** Start Data in this exercise **
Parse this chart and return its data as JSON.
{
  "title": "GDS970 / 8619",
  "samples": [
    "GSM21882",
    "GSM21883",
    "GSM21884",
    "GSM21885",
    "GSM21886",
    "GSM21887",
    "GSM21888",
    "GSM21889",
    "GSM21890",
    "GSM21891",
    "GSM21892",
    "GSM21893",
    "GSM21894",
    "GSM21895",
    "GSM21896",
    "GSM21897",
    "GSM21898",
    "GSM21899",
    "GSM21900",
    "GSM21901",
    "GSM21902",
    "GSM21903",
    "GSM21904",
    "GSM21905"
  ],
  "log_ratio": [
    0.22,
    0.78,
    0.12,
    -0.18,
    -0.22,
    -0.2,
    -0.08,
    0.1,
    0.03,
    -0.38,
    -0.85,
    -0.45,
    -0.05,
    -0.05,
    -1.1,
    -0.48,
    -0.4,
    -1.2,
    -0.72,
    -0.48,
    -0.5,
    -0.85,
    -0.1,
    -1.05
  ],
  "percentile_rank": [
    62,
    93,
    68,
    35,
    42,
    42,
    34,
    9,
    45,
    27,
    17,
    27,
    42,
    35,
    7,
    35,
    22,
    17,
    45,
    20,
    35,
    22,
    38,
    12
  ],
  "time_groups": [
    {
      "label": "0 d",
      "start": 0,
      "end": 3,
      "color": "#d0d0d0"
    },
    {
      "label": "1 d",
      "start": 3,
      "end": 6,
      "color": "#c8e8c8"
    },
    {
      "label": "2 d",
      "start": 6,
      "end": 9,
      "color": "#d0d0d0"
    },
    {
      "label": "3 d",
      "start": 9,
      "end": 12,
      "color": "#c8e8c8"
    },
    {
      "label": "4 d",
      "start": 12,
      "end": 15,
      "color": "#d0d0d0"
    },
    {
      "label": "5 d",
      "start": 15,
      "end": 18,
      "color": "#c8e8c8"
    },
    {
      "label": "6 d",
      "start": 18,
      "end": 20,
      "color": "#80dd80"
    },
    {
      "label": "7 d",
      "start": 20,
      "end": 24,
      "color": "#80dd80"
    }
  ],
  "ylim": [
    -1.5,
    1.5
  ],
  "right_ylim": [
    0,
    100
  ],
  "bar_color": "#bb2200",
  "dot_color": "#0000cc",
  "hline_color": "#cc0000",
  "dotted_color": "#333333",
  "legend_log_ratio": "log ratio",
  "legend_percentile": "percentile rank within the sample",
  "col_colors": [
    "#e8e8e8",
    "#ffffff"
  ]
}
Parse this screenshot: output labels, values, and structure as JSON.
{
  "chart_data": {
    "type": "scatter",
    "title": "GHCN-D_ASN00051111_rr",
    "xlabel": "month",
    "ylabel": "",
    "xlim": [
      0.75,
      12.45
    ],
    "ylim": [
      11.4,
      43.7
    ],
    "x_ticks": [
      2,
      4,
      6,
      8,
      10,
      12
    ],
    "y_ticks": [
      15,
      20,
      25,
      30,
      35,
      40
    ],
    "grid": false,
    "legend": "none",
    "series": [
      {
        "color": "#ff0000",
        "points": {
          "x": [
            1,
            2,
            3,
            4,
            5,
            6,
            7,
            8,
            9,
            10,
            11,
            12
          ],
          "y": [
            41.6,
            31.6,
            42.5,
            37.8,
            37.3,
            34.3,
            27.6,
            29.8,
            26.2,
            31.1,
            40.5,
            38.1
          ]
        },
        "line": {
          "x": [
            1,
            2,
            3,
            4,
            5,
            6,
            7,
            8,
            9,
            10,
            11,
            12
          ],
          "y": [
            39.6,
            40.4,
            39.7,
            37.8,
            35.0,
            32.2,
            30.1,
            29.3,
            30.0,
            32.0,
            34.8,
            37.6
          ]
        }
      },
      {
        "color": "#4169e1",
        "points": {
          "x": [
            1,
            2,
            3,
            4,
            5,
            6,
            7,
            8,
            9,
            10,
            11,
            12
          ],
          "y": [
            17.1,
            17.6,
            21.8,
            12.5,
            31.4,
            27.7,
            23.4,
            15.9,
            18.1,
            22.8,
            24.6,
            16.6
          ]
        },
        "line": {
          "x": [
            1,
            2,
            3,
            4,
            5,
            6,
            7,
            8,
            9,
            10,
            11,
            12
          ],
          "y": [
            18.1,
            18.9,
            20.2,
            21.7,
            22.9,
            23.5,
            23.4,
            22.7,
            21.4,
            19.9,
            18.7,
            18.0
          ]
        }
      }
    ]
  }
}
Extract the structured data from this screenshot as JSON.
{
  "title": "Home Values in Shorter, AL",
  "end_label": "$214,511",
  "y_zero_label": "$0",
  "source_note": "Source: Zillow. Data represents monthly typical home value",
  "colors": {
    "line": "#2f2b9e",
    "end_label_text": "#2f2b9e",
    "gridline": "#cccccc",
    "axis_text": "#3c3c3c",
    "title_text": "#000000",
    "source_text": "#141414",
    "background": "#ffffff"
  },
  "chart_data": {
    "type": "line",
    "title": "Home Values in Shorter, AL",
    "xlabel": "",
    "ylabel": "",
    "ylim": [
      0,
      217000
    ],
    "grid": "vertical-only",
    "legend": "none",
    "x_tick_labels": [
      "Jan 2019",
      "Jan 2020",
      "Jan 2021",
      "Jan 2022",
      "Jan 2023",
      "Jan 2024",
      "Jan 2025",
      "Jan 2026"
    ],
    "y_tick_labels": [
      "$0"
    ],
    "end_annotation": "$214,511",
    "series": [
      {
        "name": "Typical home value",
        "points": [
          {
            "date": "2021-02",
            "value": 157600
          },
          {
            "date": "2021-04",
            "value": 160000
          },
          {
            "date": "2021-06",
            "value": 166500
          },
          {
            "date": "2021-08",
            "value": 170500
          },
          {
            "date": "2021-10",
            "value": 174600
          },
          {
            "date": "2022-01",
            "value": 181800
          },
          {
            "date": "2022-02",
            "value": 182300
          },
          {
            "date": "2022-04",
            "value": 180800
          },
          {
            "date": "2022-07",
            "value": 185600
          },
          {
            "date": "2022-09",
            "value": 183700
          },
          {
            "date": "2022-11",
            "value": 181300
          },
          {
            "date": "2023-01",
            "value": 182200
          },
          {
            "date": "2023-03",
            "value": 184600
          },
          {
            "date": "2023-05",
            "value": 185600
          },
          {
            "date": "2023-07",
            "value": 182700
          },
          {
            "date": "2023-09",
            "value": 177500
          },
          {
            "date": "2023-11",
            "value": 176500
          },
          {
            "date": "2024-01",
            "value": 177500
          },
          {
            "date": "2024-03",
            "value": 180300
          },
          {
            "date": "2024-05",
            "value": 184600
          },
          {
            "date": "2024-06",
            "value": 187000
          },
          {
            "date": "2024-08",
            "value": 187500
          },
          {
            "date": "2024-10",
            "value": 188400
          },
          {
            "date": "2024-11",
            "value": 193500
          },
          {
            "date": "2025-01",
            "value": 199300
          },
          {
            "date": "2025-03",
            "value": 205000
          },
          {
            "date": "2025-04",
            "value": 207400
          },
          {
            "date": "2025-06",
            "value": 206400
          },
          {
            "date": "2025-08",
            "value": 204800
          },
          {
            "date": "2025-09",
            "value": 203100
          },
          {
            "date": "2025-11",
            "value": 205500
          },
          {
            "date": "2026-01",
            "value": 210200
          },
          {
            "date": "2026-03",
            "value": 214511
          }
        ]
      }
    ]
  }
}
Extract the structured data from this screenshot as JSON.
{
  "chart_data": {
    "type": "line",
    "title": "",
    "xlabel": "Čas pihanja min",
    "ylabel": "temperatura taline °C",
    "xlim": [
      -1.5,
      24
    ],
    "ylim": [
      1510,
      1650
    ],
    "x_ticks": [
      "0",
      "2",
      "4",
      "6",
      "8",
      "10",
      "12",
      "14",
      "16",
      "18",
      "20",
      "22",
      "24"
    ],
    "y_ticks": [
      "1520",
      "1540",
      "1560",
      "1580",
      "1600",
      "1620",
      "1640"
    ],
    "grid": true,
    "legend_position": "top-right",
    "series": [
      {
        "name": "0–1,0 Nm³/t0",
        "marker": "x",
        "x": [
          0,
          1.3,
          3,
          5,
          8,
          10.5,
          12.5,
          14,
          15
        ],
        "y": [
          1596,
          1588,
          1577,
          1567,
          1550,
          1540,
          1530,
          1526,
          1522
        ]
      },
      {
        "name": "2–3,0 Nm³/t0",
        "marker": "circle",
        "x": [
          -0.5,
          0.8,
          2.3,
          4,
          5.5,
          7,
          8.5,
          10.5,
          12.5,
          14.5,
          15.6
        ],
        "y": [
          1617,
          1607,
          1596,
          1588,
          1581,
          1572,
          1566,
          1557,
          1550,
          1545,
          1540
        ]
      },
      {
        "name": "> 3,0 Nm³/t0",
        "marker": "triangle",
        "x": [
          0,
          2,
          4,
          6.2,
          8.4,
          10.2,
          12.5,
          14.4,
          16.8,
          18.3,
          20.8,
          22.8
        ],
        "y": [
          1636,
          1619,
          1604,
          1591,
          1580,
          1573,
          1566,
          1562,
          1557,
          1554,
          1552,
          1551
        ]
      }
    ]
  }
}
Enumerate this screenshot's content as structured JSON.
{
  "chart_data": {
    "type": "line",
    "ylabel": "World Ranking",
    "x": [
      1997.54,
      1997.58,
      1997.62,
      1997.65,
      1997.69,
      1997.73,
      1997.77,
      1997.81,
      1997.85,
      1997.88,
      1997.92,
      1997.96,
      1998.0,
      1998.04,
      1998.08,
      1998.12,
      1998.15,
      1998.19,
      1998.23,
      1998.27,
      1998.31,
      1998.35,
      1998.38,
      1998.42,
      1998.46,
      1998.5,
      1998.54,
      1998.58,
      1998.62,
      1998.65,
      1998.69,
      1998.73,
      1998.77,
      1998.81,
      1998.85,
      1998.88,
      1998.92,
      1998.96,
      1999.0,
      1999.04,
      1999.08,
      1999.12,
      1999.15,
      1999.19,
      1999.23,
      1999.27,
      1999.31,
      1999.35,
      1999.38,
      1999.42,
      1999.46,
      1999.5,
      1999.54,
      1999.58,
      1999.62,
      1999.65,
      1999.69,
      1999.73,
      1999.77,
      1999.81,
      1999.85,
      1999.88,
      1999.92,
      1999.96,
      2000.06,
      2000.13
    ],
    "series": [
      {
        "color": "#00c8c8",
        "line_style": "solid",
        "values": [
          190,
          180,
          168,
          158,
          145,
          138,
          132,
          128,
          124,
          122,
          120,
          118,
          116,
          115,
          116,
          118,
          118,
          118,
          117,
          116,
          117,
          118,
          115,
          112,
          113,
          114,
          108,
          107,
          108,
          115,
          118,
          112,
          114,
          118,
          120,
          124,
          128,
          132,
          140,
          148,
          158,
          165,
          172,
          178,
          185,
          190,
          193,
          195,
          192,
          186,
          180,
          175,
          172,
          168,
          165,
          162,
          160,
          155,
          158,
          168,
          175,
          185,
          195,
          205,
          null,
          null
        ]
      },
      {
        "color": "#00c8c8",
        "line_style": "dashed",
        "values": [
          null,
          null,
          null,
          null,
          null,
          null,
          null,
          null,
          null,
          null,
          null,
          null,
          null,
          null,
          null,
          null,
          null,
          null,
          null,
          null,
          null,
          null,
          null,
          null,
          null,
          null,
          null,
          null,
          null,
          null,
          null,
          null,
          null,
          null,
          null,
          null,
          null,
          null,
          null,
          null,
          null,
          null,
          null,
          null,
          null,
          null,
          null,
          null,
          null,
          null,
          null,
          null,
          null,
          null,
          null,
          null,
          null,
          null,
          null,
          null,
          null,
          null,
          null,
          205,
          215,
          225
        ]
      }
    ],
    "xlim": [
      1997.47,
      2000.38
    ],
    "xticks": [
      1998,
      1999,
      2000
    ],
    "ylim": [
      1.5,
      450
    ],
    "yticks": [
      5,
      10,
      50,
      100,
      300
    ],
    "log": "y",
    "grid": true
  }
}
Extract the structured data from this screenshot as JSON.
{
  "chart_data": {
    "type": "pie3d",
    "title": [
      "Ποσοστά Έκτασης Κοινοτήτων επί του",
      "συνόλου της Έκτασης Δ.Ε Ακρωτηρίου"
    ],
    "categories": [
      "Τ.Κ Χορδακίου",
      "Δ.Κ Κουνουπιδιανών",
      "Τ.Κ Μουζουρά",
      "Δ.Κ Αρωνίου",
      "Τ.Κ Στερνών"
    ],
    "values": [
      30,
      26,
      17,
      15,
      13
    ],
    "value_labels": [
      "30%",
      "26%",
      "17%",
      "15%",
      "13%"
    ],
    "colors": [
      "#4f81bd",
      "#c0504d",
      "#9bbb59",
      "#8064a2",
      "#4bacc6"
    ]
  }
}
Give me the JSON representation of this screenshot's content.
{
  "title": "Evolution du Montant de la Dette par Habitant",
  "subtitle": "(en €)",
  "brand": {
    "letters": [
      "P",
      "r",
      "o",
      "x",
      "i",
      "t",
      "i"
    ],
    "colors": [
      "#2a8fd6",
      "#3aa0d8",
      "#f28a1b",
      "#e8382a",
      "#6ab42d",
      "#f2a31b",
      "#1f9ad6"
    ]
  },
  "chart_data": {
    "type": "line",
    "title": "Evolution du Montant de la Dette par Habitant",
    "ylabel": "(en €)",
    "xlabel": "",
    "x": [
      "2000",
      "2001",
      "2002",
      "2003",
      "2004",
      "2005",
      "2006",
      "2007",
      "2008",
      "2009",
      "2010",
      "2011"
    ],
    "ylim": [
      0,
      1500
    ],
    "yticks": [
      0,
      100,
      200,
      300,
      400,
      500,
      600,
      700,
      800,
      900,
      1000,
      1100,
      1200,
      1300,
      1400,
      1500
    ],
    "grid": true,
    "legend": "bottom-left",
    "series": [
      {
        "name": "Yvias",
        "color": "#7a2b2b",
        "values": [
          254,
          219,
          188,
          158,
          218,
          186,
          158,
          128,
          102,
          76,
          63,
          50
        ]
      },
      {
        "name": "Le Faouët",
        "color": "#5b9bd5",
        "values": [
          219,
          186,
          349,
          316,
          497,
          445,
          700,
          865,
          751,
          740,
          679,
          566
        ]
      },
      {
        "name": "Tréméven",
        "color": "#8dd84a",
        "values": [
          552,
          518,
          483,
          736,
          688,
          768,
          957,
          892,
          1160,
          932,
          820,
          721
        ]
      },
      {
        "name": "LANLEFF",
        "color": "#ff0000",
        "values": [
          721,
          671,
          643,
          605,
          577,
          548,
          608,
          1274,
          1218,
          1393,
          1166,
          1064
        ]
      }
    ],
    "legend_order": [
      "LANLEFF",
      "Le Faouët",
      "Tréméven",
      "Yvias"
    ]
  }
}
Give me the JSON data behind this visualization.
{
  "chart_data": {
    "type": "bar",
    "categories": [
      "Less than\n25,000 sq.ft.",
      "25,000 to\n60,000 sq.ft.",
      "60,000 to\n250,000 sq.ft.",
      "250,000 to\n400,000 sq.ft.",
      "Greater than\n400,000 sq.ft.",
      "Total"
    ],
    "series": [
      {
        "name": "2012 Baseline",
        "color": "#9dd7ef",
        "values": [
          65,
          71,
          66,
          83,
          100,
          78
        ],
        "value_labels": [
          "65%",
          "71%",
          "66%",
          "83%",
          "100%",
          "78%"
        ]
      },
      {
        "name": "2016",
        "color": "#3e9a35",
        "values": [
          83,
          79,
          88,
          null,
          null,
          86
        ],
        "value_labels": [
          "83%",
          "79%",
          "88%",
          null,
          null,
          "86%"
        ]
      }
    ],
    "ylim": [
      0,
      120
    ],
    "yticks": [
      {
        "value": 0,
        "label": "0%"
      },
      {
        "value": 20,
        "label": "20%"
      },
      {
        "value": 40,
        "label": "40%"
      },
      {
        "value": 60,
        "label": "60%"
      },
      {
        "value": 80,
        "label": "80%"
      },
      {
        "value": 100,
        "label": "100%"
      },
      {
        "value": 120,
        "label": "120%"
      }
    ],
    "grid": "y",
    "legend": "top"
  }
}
** End Data in this exercise **
- _Work required_
From the entries above, copy out every line where the string "Montant" appears.

- _Reply to the task_
  "title": "Evolution du Montant de la Dette par Habitant",
    "title": "Evolution du Montant de la Dette par Habitant",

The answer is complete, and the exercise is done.